• _Exercise_
In the listing below, locate the lines that hold "this" and copy them.

****************************************

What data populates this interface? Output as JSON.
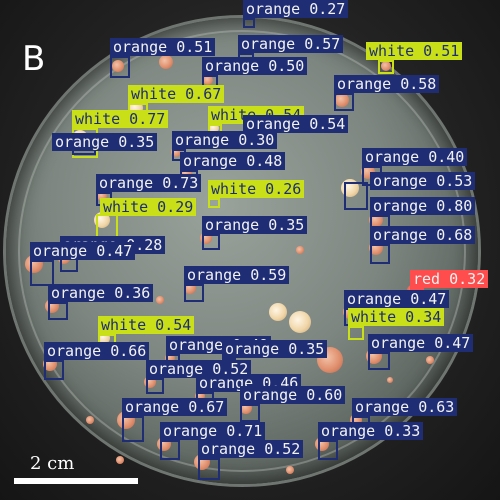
{
  "panel_letter": "B",
  "scale_label": "2 cm",
  "colors": {
    "orange": "#1f2d74",
    "white": "#c9e018",
    "red": "#ff4c4c"
  },
  "detections": [
    {
      "cls": "orange",
      "text": "orange 0.27"
    },
    {
      "cls": "orange",
      "text": "orange 0.51"
    },
    {
      "cls": "orange",
      "text": "orange 0.57"
    },
    {
      "cls": "white",
      "text": "white 0.51"
    },
    {
      "cls": "orange",
      "text": "orange 0.50"
    },
    {
      "cls": "orange",
      "text": "orange 0.58"
    },
    {
      "cls": "white",
      "text": "white 0.67"
    },
    {
      "cls": "white",
      "text": "white 0.54"
    },
    {
      "cls": "white",
      "text": "white 0.77"
    },
    {
      "cls": "orange",
      "text": "orange 0.54"
    },
    {
      "cls": "orange",
      "text": "orange 0.35"
    },
    {
      "cls": "orange",
      "text": "orange 0.30"
    },
    {
      "cls": "orange",
      "text": "orange 0.48"
    },
    {
      "cls": "orange",
      "text": "orange 0.40"
    },
    {
      "cls": "orange",
      "text": "orange 0.73"
    },
    {
      "cls": "white",
      "text": "white 0.26"
    },
    {
      "cls": "orange",
      "text": "orange 0.53"
    },
    {
      "cls": "white",
      "text": "white 0.29"
    },
    {
      "cls": "orange",
      "text": "orange 0.80"
    },
    {
      "cls": "orange",
      "text": "orange 0.35"
    },
    {
      "cls": "orange",
      "text": "orange 0.28"
    },
    {
      "cls": "orange",
      "text": "orange 0.68"
    },
    {
      "cls": "orange",
      "text": "orange 0.47"
    },
    {
      "cls": "orange",
      "text": "orange 0.59"
    },
    {
      "cls": "red",
      "text": "red 0.32"
    },
    {
      "cls": "orange",
      "text": "orange 0.36"
    },
    {
      "cls": "orange",
      "text": "orange 0.47"
    },
    {
      "cls": "white",
      "text": "white 0.54"
    },
    {
      "cls": "white",
      "text": "white 0.34"
    },
    {
      "cls": "orange",
      "text": "orange 0.66"
    },
    {
      "cls": "orange",
      "text": "orange 0.49"
    },
    {
      "cls": "orange",
      "text": "orange 0.35"
    },
    {
      "cls": "orange",
      "text": "orange 0.47"
    },
    {
      "cls": "orange",
      "text": "orange 0.52"
    },
    {
      "cls": "orange",
      "text": "orange 0.46"
    },
    {
      "cls": "orange",
      "text": "orange 0.60"
    },
    {
      "cls": "orange",
      "text": "orange 0.67"
    },
    {
      "cls": "orange",
      "text": "orange 0.63"
    },
    {
      "cls": "orange",
      "text": "orange 0.71"
    },
    {
      "cls": "orange",
      "text": "orange 0.33"
    },
    {
      "cls": "orange",
      "text": "orange 0.52"
    }
  ]
}
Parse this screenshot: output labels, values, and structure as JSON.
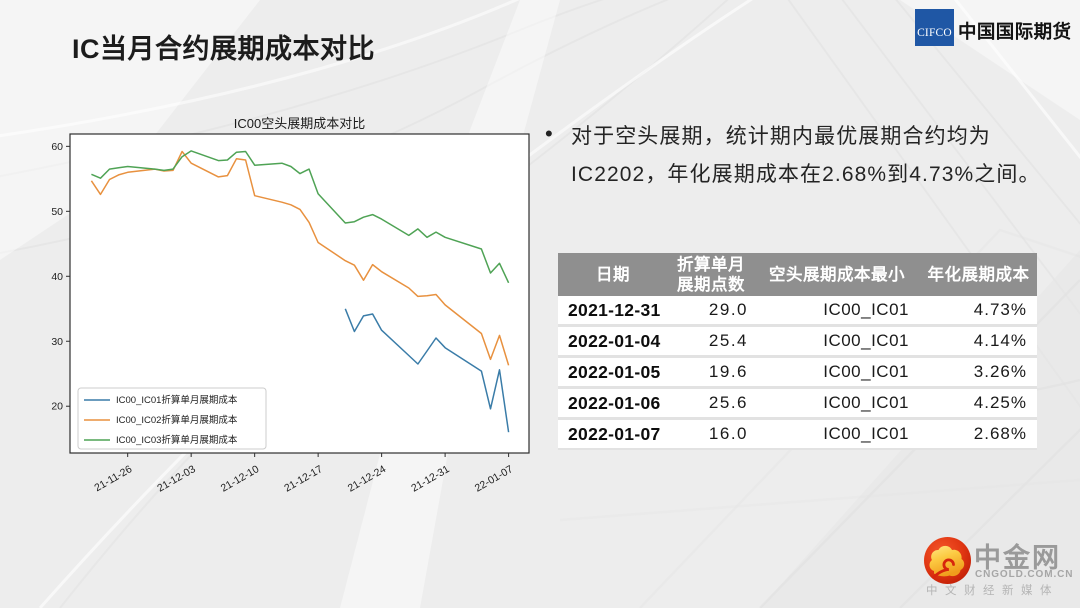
{
  "slide": {
    "title": "IC当月合约展期成本对比",
    "bullet": {
      "marker": "•",
      "line1": "对于空头展期，统计期内最优展期合约均为",
      "line2": "IC2202，年化展期成本在2.68%到4.73%之间。"
    }
  },
  "logos": {
    "cifco": {
      "abbr": "CIFCO",
      "name": "中国国际期货",
      "square_color": "#1f57a5"
    },
    "cngold": {
      "name": "中金网",
      "domain": "CNGOLD.COM.CN",
      "slogan": "中文财经新媒体",
      "circle_color": "#d7260c"
    }
  },
  "table": {
    "headers": [
      "日期",
      "折算单月\n展期点数",
      "空头展期成本最小",
      "年化展期成本"
    ],
    "rows": [
      [
        "2021-12-31",
        "29.0",
        "IC00_IC01",
        "4.73%"
      ],
      [
        "2022-01-04",
        "25.4",
        "IC00_IC01",
        "4.14%"
      ],
      [
        "2022-01-05",
        "19.6",
        "IC00_IC01",
        "3.26%"
      ],
      [
        "2022-01-06",
        "25.6",
        "IC00_IC01",
        "4.25%"
      ],
      [
        "2022-01-07",
        "16.0",
        "IC00_IC01",
        "2.68%"
      ]
    ],
    "header_bg": "#8f8f8f"
  },
  "chart_data": {
    "type": "line",
    "title": "IC00空头展期成本对比",
    "xlabel": "",
    "ylabel": "",
    "ylim": [
      12.8,
      61.9
    ],
    "yticks": [
      20,
      30,
      40,
      50,
      60
    ],
    "grid": false,
    "legend_position": "lower left",
    "x_dates": [
      "21-11-22",
      "21-11-23",
      "21-11-24",
      "21-11-25",
      "21-11-26",
      "21-11-29",
      "21-11-30",
      "21-12-01",
      "21-12-02",
      "21-12-03",
      "21-12-06",
      "21-12-07",
      "21-12-08",
      "21-12-09",
      "21-12-10",
      "21-12-13",
      "21-12-14",
      "21-12-15",
      "21-12-16",
      "21-12-17",
      "21-12-20",
      "21-12-21",
      "21-12-22",
      "21-12-23",
      "21-12-24",
      "21-12-27",
      "21-12-28",
      "21-12-29",
      "21-12-30",
      "21-12-31",
      "22-01-04",
      "22-01-05",
      "22-01-06",
      "22-01-07"
    ],
    "x_day_offsets": [
      0,
      1,
      2,
      3,
      4,
      7,
      8,
      9,
      10,
      11,
      14,
      15,
      16,
      17,
      18,
      21,
      22,
      23,
      24,
      25,
      28,
      29,
      30,
      31,
      32,
      35,
      36,
      37,
      38,
      39,
      43,
      44,
      45,
      46
    ],
    "xticks": [
      {
        "day": 4,
        "label": "21-11-26"
      },
      {
        "day": 11,
        "label": "21-12-03"
      },
      {
        "day": 18,
        "label": "21-12-10"
      },
      {
        "day": 25,
        "label": "21-12-17"
      },
      {
        "day": 32,
        "label": "21-12-24"
      },
      {
        "day": 39,
        "label": "21-12-31"
      },
      {
        "day": 46,
        "label": "22-01-07"
      }
    ],
    "series": [
      {
        "name": "IC00_IC01折算单月展期成本",
        "color": "#3a7ca8",
        "values": [
          null,
          null,
          null,
          null,
          null,
          null,
          null,
          null,
          null,
          null,
          null,
          null,
          null,
          null,
          null,
          null,
          null,
          null,
          null,
          null,
          35.0,
          31.5,
          33.9,
          34.2,
          31.7,
          27.8,
          26.5,
          28.5,
          30.5,
          29.0,
          25.4,
          19.6,
          25.6,
          16.0
        ]
      },
      {
        "name": "IC00_IC02折算单月展期成本",
        "color": "#e8913f",
        "values": [
          54.7,
          52.6,
          54.9,
          55.6,
          56.0,
          56.5,
          56.2,
          56.3,
          59.2,
          57.4,
          55.3,
          55.5,
          58.1,
          57.9,
          52.4,
          51.4,
          51.0,
          50.3,
          48.3,
          45.2,
          42.4,
          41.7,
          39.4,
          41.8,
          40.7,
          38.2,
          36.9,
          37.0,
          37.2,
          35.6,
          31.2,
          27.2,
          30.9,
          26.3
        ]
      },
      {
        "name": "IC00_IC03折算单月展期成本",
        "color": "#4fa355",
        "values": [
          55.7,
          55.1,
          56.5,
          56.7,
          56.9,
          56.5,
          56.3,
          56.5,
          58.4,
          59.3,
          57.8,
          57.9,
          59.1,
          59.2,
          57.1,
          57.4,
          56.9,
          55.8,
          56.5,
          52.7,
          48.2,
          48.4,
          49.1,
          49.5,
          48.8,
          46.3,
          47.3,
          46.0,
          46.8,
          46.0,
          44.2,
          40.5,
          42.0,
          39.0
        ]
      }
    ]
  }
}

****************************************

• _Response to the exercise_
What data populates this interface? Output as JSON.
Parse this screenshot: output labels, values, and structure as JSON.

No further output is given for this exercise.